* start *
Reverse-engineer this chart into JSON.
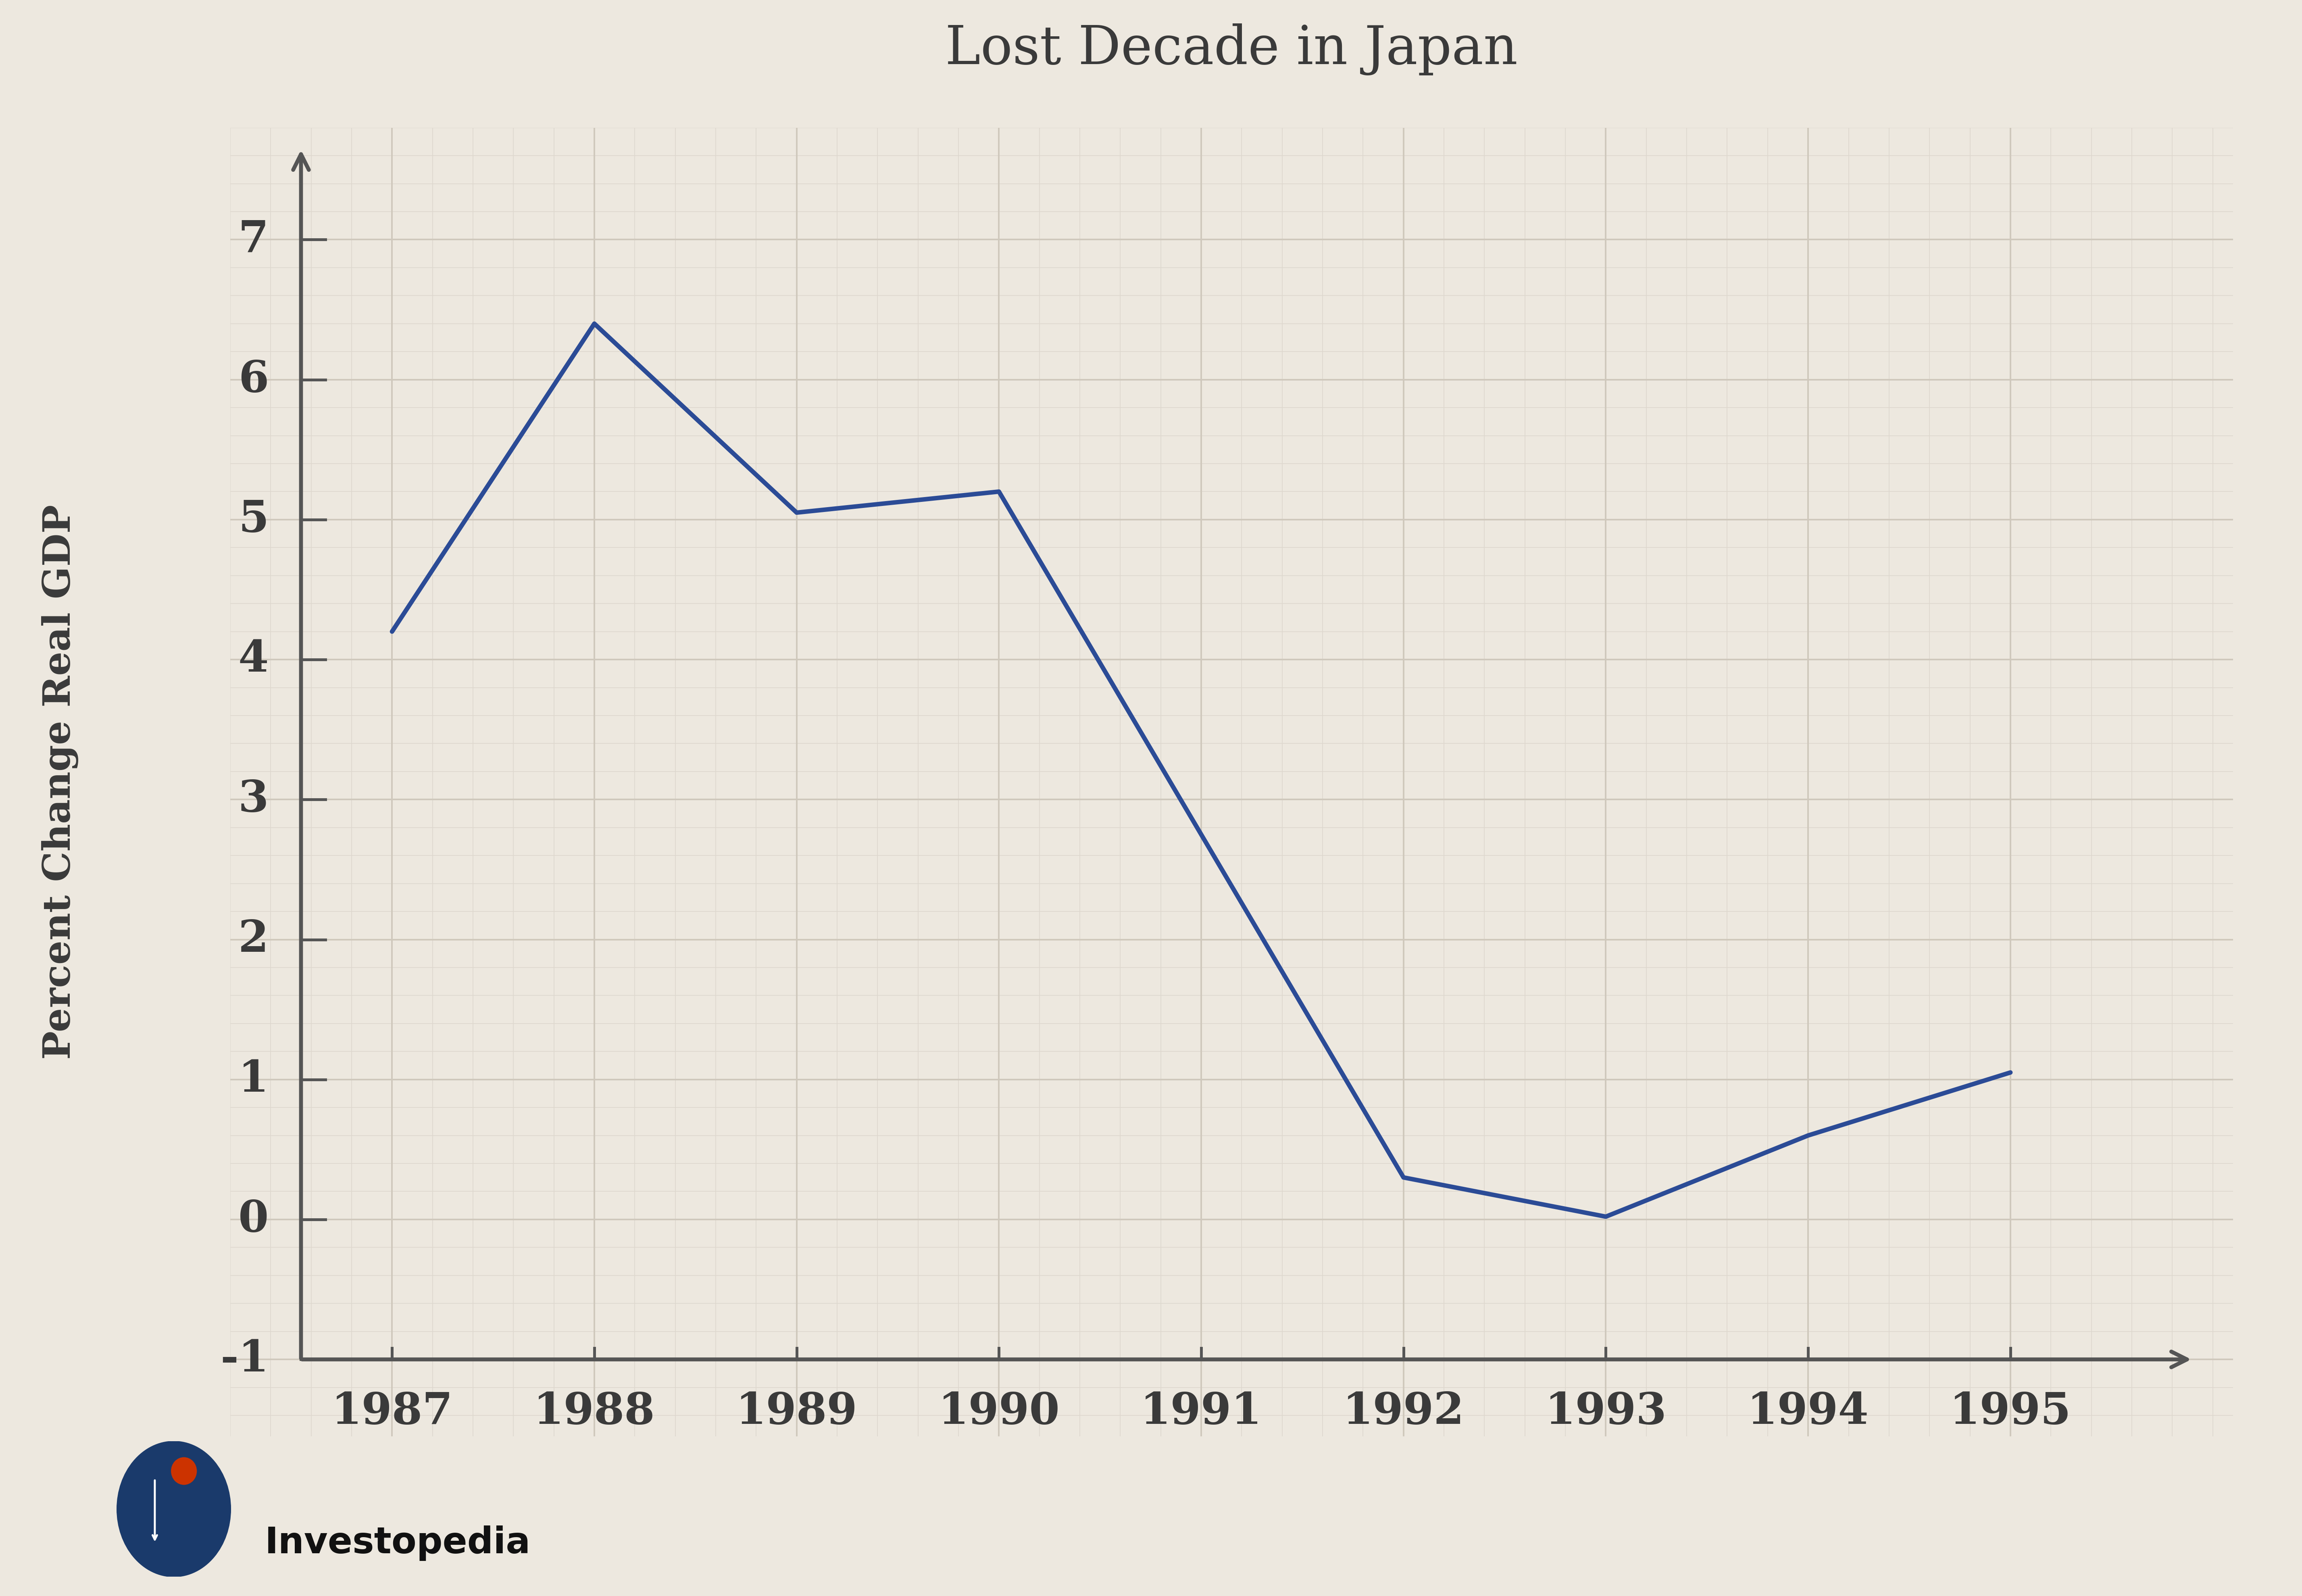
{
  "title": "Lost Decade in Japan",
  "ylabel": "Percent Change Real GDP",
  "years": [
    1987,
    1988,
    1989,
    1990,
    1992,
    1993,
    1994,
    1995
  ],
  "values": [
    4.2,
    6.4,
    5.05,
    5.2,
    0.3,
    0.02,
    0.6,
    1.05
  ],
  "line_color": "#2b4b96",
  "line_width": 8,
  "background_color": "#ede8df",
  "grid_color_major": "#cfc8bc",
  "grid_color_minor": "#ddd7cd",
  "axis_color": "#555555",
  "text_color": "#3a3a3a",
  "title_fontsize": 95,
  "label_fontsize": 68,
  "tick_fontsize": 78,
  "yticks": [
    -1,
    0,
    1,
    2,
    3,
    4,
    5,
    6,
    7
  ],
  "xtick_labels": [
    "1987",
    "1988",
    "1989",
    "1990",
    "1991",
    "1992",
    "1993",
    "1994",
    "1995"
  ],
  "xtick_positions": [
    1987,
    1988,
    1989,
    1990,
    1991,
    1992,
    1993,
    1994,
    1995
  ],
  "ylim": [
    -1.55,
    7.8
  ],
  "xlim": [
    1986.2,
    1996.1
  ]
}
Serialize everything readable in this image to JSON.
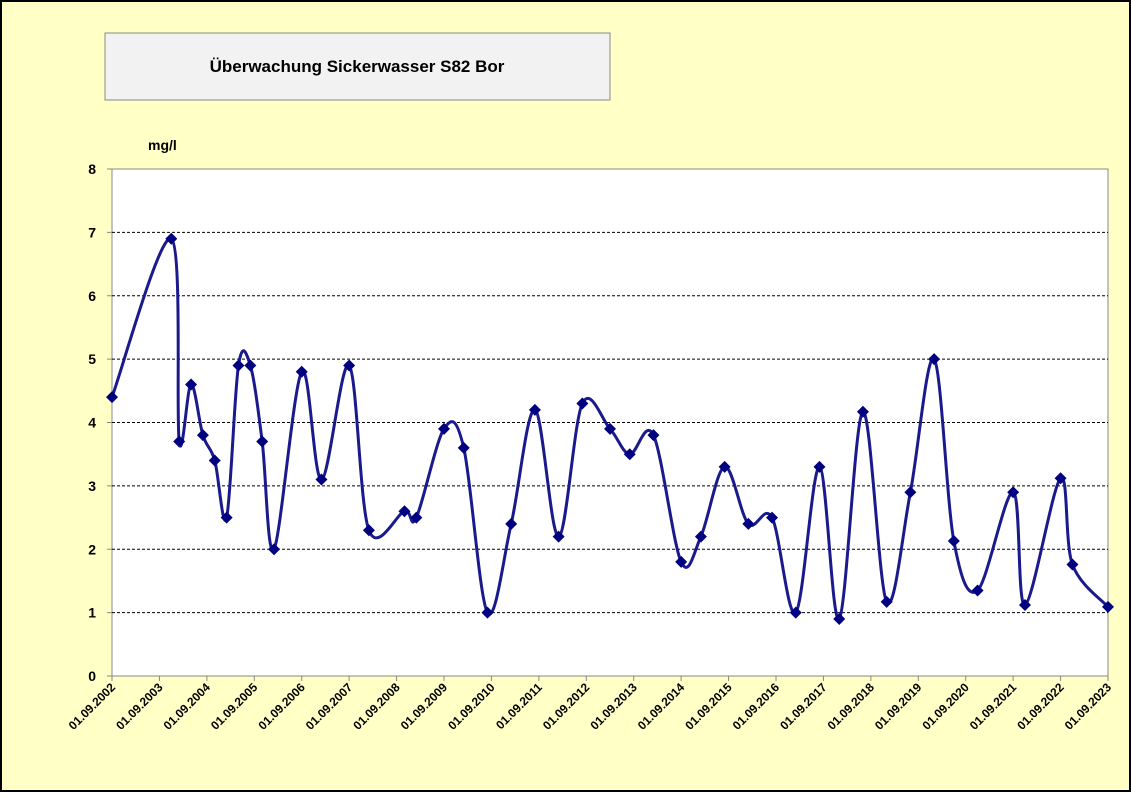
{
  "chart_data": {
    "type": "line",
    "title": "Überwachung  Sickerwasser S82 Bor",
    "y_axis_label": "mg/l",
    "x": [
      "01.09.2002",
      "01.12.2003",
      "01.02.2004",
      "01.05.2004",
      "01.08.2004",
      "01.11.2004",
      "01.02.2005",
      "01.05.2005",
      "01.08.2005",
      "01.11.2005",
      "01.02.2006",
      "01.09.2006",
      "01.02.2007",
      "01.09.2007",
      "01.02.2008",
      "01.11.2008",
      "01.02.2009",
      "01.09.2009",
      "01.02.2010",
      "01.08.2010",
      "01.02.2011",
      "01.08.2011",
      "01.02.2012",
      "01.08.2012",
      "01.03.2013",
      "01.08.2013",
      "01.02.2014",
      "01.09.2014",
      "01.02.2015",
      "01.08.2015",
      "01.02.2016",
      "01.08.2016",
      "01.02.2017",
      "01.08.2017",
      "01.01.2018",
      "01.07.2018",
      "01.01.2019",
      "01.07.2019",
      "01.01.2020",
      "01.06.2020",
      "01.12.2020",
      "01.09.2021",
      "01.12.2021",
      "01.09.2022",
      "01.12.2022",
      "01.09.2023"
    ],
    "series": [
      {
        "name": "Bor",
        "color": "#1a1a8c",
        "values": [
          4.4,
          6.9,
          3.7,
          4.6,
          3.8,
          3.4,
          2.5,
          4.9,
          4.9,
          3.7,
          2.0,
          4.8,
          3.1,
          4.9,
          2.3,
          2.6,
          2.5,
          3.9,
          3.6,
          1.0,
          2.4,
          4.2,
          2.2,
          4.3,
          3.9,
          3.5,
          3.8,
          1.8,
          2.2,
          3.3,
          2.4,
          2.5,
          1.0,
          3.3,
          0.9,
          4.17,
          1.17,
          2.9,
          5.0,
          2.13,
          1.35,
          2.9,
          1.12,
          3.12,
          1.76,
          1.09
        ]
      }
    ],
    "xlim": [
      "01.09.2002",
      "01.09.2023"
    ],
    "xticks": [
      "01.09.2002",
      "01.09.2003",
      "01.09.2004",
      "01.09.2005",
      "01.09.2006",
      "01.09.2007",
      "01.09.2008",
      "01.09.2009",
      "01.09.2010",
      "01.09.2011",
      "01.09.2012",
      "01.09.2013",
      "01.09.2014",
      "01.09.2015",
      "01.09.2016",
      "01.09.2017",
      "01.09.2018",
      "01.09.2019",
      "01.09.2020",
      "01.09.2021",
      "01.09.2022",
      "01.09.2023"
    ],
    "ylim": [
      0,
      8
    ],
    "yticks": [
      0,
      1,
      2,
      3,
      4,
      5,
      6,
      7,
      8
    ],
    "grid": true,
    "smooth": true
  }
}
* end *
Write out the full set of lines verbatim, without the pictures.

=== Solution to this exercise ===
Reverse-engineer this chart into JSON.
{
  "title": "Lost Decade in Japan",
  "ylabel": "Percent Change Real GDP",
  "years": [
    1987,
    1988,
    1989,
    1990,
    1992,
    1993,
    1994,
    1995
  ],
  "values": [
    4.2,
    6.4,
    5.05,
    5.2,
    0.3,
    0.02,
    0.6,
    1.05
  ],
  "line_color": "#2b4b96",
  "line_width": 8,
  "background_color": "#ede8df",
  "grid_color_major": "#cfc8bc",
  "grid_color_minor": "#ddd7cd",
  "axis_color": "#555555",
  "text_color": "#3a3a3a",
  "title_fontsize": 95,
  "label_fontsize": 68,
  "tick_fontsize": 78,
  "yticks": [
    -1,
    0,
    1,
    2,
    3,
    4,
    5,
    6,
    7
  ],
  "xtick_labels": [
    "1987",
    "1988",
    "1989",
    "1990",
    "1991",
    "1992",
    "1993",
    "1994",
    "1995"
  ],
  "xtick_positions": [
    1987,
    1988,
    1989,
    1990,
    1991,
    1992,
    1993,
    1994,
    1995
  ],
  "ylim": [
    -1.55,
    7.8
  ],
  "xlim": [
    1986.2,
    1996.1
  ]
}
Serialize everything readable in this image to JSON.
{
  "chart_data": {
    "type": "line",
    "title": "Überwachung  Sickerwasser S82 Bor",
    "y_axis_label": "mg/l",
    "x": [
      "01.09.2002",
      "01.12.2003",
      "01.02.2004",
      "01.05.2004",
      "01.08.2004",
      "01.11.2004",
      "01.02.2005",
      "01.05.2005",
      "01.08.2005",
      "01.11.2005",
      "01.02.2006",
      "01.09.2006",
      "01.02.2007",
      "01.09.2007",
      "01.02.2008",
      "01.11.2008",
      "01.02.2009",
      "01.09.2009",
      "01.02.2010",
      "01.08.2010",
      "01.02.2011",
      "01.08.2011",
      "01.02.2012",
      "01.08.2012",
      "01.03.2013",
      "01.08.2013",
      "01.02.2014",
      "01.09.2014",
      "01.02.2015",
      "01.08.2015",
      "01.02.2016",
      "01.08.2016",
      "01.02.2017",
      "01.08.2017",
      "01.01.2018",
      "01.07.2018",
      "01.01.2019",
      "01.07.2019",
      "01.01.2020",
      "01.06.2020",
      "01.12.2020",
      "01.09.2021",
      "01.12.2021",
      "01.09.2022",
      "01.12.2022",
      "01.09.2023"
    ],
    "series": [
      {
        "name": "Bor",
        "color": "#1a1a8c",
        "values": [
          4.4,
          6.9,
          3.7,
          4.6,
          3.8,
          3.4,
          2.5,
          4.9,
          4.9,
          3.7,
          2.0,
          4.8,
          3.1,
          4.9,
          2.3,
          2.6,
          2.5,
          3.9,
          3.6,
          1.0,
          2.4,
          4.2,
          2.2,
          4.3,
          3.9,
          3.5,
          3.8,
          1.8,
          2.2,
          3.3,
          2.4,
          2.5,
          1.0,
          3.3,
          0.9,
          4.17,
          1.17,
          2.9,
          5.0,
          2.13,
          1.35,
          2.9,
          1.12,
          3.12,
          1.76,
          1.09
        ]
      }
    ],
    "xlim": [
      "01.09.2002",
      "01.09.2023"
    ],
    "xticks": [
      "01.09.2002",
      "01.09.2003",
      "01.09.2004",
      "01.09.2005",
      "01.09.2006",
      "01.09.2007",
      "01.09.2008",
      "01.09.2009",
      "01.09.2010",
      "01.09.2011",
      "01.09.2012",
      "01.09.2013",
      "01.09.2014",
      "01.09.2015",
      "01.09.2016",
      "01.09.2017",
      "01.09.2018",
      "01.09.2019",
      "01.09.2020",
      "01.09.2021",
      "01.09.2022",
      "01.09.2023"
    ],
    "ylim": [
      0,
      8
    ],
    "yticks": [
      0,
      1,
      2,
      3,
      4,
      5,
      6,
      7,
      8
    ],
    "grid": true,
    "smooth": true
  }
}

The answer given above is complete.